Dataset records:
==============================

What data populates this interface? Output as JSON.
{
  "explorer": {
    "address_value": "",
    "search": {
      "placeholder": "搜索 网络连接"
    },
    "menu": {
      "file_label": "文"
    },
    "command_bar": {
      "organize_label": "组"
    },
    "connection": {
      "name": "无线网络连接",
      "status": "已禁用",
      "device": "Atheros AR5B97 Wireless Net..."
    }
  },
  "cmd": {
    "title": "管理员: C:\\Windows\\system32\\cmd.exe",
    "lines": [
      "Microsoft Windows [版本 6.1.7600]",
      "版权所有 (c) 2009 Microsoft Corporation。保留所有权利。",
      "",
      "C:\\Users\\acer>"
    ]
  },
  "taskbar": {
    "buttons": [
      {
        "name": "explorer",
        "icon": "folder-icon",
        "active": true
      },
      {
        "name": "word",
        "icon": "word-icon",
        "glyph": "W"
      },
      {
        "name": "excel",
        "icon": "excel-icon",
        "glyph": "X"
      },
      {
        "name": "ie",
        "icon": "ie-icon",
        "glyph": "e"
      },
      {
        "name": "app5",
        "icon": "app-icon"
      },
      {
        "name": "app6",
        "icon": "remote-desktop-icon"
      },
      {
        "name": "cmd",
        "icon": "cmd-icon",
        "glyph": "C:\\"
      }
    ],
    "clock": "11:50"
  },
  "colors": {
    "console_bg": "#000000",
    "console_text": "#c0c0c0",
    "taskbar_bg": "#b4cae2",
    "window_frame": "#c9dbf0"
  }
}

==============================

Given request: Which lines hold the word "name"? Return all of them from the records above.

Exercise result:
      "name": "无线网络连接",
        "name": "explorer",
        "name": "word",
        "name": "excel",
        "name": "ie",
        "name": "app5",
        "name": "app6",
        "name": "cmd",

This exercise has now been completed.